▸ TASK GOAL
Pull each line containing "color" out of the data and copy it.

___ DATA PROVIDED ___

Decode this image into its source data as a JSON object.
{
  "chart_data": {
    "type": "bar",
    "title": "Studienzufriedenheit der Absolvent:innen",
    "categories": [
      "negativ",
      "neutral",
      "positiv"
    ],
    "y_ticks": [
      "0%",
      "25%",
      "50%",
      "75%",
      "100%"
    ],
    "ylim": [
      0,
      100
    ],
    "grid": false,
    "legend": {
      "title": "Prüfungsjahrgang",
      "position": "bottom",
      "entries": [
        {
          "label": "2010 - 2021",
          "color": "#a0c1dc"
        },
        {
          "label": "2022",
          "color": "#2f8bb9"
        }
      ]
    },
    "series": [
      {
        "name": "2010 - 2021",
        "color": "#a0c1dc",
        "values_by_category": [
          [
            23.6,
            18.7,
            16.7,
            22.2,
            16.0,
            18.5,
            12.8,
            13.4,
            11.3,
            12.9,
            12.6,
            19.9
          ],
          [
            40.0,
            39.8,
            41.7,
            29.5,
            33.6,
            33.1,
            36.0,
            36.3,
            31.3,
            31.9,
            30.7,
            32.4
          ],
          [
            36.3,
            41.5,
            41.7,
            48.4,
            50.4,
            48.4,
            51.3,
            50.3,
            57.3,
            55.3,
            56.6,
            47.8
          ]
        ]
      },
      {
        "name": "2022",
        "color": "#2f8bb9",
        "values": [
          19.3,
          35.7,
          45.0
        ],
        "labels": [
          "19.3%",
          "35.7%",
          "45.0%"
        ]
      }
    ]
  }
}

___

▸ FULL RESPONSE
          "color": "#a0c1dc"
          "color": "#2f8bb9"
        "color": "#a0c1dc",
        "color": "#2f8bb9",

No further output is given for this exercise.